- _TO BE DONE_:
Would you write out the listing verbatim and skip every picture in it?

- _PROVIDED INFORMATION_:
- - -

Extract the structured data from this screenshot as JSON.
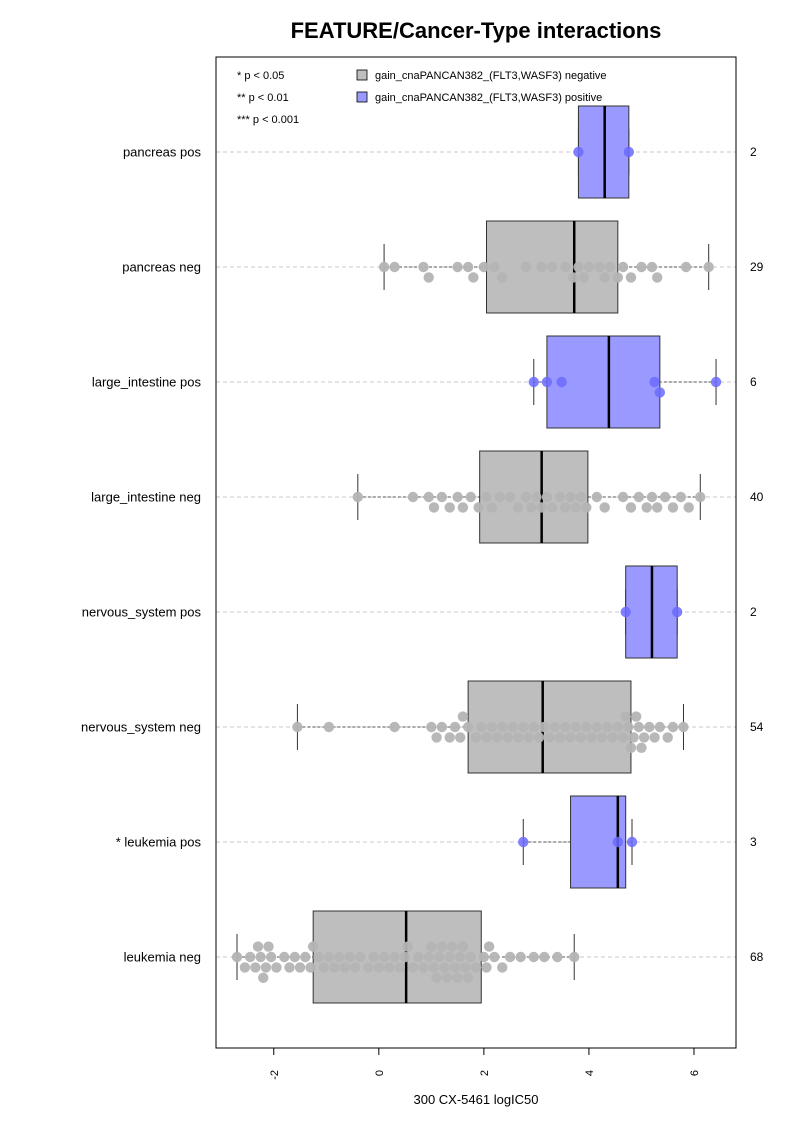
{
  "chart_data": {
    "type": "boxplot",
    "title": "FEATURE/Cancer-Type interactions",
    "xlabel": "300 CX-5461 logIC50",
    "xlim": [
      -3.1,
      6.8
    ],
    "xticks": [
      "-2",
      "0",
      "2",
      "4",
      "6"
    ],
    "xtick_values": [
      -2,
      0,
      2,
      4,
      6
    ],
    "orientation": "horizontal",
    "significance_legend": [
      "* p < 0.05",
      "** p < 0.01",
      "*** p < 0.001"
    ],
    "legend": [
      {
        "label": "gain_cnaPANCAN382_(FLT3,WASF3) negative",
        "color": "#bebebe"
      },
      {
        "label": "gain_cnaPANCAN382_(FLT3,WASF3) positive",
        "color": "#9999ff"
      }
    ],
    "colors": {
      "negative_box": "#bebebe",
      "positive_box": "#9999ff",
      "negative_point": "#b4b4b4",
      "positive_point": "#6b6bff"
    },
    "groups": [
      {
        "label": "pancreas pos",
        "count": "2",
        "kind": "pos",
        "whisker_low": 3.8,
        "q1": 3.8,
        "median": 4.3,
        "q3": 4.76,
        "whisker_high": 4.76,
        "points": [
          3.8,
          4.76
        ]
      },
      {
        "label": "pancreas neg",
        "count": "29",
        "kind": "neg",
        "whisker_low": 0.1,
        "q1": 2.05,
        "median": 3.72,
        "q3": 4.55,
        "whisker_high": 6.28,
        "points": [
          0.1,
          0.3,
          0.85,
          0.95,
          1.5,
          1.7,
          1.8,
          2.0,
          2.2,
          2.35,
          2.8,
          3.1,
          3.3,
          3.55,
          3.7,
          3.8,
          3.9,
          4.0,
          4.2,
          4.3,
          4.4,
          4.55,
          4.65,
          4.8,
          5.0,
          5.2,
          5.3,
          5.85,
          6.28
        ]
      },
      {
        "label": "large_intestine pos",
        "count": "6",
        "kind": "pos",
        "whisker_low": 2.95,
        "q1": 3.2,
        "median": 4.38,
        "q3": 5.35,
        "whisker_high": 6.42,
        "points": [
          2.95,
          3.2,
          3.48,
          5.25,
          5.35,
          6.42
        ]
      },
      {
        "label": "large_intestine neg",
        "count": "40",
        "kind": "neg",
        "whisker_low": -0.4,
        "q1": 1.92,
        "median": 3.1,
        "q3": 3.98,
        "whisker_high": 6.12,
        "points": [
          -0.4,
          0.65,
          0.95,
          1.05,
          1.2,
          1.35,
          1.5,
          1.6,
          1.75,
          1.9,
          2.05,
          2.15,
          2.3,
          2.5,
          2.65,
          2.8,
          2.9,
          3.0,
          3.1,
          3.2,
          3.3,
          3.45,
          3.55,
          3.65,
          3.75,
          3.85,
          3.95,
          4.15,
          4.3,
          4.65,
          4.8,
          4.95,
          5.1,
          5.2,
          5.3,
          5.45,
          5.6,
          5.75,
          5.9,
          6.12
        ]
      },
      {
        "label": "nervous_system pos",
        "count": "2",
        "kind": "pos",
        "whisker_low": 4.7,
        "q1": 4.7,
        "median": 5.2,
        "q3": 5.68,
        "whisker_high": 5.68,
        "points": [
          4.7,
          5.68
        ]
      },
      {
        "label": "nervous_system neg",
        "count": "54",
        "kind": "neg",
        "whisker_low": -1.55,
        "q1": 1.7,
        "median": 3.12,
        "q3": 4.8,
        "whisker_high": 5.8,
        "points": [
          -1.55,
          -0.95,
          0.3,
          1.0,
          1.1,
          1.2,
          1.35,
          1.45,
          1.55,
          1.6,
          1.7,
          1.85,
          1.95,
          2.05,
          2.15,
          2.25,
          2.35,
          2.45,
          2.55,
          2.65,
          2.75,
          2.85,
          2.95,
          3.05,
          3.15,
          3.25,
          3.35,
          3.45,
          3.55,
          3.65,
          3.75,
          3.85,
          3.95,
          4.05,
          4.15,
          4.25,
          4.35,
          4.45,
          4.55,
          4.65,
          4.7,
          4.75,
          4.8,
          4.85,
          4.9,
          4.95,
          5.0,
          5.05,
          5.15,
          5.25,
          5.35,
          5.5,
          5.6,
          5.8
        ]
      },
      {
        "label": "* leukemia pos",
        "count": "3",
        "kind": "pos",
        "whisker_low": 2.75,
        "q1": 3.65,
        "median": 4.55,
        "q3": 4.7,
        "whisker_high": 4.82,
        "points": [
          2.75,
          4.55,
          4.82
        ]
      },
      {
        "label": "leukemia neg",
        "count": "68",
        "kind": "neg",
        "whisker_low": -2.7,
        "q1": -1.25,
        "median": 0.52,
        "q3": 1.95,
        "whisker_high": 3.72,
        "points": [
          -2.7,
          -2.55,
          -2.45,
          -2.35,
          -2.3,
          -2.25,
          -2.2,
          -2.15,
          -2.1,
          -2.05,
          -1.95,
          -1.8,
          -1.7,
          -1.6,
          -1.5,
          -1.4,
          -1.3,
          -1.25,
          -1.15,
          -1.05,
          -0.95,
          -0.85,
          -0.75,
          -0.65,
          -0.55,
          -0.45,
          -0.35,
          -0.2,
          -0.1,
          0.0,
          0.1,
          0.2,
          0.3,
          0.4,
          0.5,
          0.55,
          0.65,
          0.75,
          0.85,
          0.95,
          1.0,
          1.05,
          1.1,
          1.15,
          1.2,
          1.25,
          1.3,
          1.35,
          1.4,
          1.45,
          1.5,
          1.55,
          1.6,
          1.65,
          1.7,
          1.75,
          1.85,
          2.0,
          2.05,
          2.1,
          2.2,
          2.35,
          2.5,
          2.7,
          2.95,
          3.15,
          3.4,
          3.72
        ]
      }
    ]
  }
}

- - -

- _CORRECT ANSWER_:
Extract the structured data from this screenshot as JSON.
{
  "chart_data": {
    "type": "boxplot",
    "title": "FEATURE/Cancer-Type interactions",
    "xlabel": "300 CX-5461 logIC50",
    "xlim": [
      -3.1,
      6.8
    ],
    "xticks": [
      "-2",
      "0",
      "2",
      "4",
      "6"
    ],
    "xtick_values": [
      -2,
      0,
      2,
      4,
      6
    ],
    "orientation": "horizontal",
    "significance_legend": [
      "* p < 0.05",
      "** p < 0.01",
      "*** p < 0.001"
    ],
    "legend": [
      {
        "label": "gain_cnaPANCAN382_(FLT3,WASF3) negative",
        "color": "#bebebe"
      },
      {
        "label": "gain_cnaPANCAN382_(FLT3,WASF3) positive",
        "color": "#9999ff"
      }
    ],
    "colors": {
      "negative_box": "#bebebe",
      "positive_box": "#9999ff",
      "negative_point": "#b4b4b4",
      "positive_point": "#6b6bff"
    },
    "groups": [
      {
        "label": "pancreas pos",
        "count": "2",
        "kind": "pos",
        "whisker_low": 3.8,
        "q1": 3.8,
        "median": 4.3,
        "q3": 4.76,
        "whisker_high": 4.76,
        "points": [
          3.8,
          4.76
        ]
      },
      {
        "label": "pancreas neg",
        "count": "29",
        "kind": "neg",
        "whisker_low": 0.1,
        "q1": 2.05,
        "median": 3.72,
        "q3": 4.55,
        "whisker_high": 6.28,
        "points": [
          0.1,
          0.3,
          0.85,
          0.95,
          1.5,
          1.7,
          1.8,
          2.0,
          2.2,
          2.35,
          2.8,
          3.1,
          3.3,
          3.55,
          3.7,
          3.8,
          3.9,
          4.0,
          4.2,
          4.3,
          4.4,
          4.55,
          4.65,
          4.8,
          5.0,
          5.2,
          5.3,
          5.85,
          6.28
        ]
      },
      {
        "label": "large_intestine pos",
        "count": "6",
        "kind": "pos",
        "whisker_low": 2.95,
        "q1": 3.2,
        "median": 4.38,
        "q3": 5.35,
        "whisker_high": 6.42,
        "points": [
          2.95,
          3.2,
          3.48,
          5.25,
          5.35,
          6.42
        ]
      },
      {
        "label": "large_intestine neg",
        "count": "40",
        "kind": "neg",
        "whisker_low": -0.4,
        "q1": 1.92,
        "median": 3.1,
        "q3": 3.98,
        "whisker_high": 6.12,
        "points": [
          -0.4,
          0.65,
          0.95,
          1.05,
          1.2,
          1.35,
          1.5,
          1.6,
          1.75,
          1.9,
          2.05,
          2.15,
          2.3,
          2.5,
          2.65,
          2.8,
          2.9,
          3.0,
          3.1,
          3.2,
          3.3,
          3.45,
          3.55,
          3.65,
          3.75,
          3.85,
          3.95,
          4.15,
          4.3,
          4.65,
          4.8,
          4.95,
          5.1,
          5.2,
          5.3,
          5.45,
          5.6,
          5.75,
          5.9,
          6.12
        ]
      },
      {
        "label": "nervous_system pos",
        "count": "2",
        "kind": "pos",
        "whisker_low": 4.7,
        "q1": 4.7,
        "median": 5.2,
        "q3": 5.68,
        "whisker_high": 5.68,
        "points": [
          4.7,
          5.68
        ]
      },
      {
        "label": "nervous_system neg",
        "count": "54",
        "kind": "neg",
        "whisker_low": -1.55,
        "q1": 1.7,
        "median": 3.12,
        "q3": 4.8,
        "whisker_high": 5.8,
        "points": [
          -1.55,
          -0.95,
          0.3,
          1.0,
          1.1,
          1.2,
          1.35,
          1.45,
          1.55,
          1.6,
          1.7,
          1.85,
          1.95,
          2.05,
          2.15,
          2.25,
          2.35,
          2.45,
          2.55,
          2.65,
          2.75,
          2.85,
          2.95,
          3.05,
          3.15,
          3.25,
          3.35,
          3.45,
          3.55,
          3.65,
          3.75,
          3.85,
          3.95,
          4.05,
          4.15,
          4.25,
          4.35,
          4.45,
          4.55,
          4.65,
          4.7,
          4.75,
          4.8,
          4.85,
          4.9,
          4.95,
          5.0,
          5.05,
          5.15,
          5.25,
          5.35,
          5.5,
          5.6,
          5.8
        ]
      },
      {
        "label": "* leukemia pos",
        "count": "3",
        "kind": "pos",
        "whisker_low": 2.75,
        "q1": 3.65,
        "median": 4.55,
        "q3": 4.7,
        "whisker_high": 4.82,
        "points": [
          2.75,
          4.55,
          4.82
        ]
      },
      {
        "label": "leukemia neg",
        "count": "68",
        "kind": "neg",
        "whisker_low": -2.7,
        "q1": -1.25,
        "median": 0.52,
        "q3": 1.95,
        "whisker_high": 3.72,
        "points": [
          -2.7,
          -2.55,
          -2.45,
          -2.35,
          -2.3,
          -2.25,
          -2.2,
          -2.15,
          -2.1,
          -2.05,
          -1.95,
          -1.8,
          -1.7,
          -1.6,
          -1.5,
          -1.4,
          -1.3,
          -1.25,
          -1.15,
          -1.05,
          -0.95,
          -0.85,
          -0.75,
          -0.65,
          -0.55,
          -0.45,
          -0.35,
          -0.2,
          -0.1,
          0.0,
          0.1,
          0.2,
          0.3,
          0.4,
          0.5,
          0.55,
          0.65,
          0.75,
          0.85,
          0.95,
          1.0,
          1.05,
          1.1,
          1.15,
          1.2,
          1.25,
          1.3,
          1.35,
          1.4,
          1.45,
          1.5,
          1.55,
          1.6,
          1.65,
          1.7,
          1.75,
          1.85,
          2.0,
          2.05,
          2.1,
          2.2,
          2.35,
          2.5,
          2.7,
          2.95,
          3.15,
          3.4,
          3.72
        ]
      }
    ]
  }
}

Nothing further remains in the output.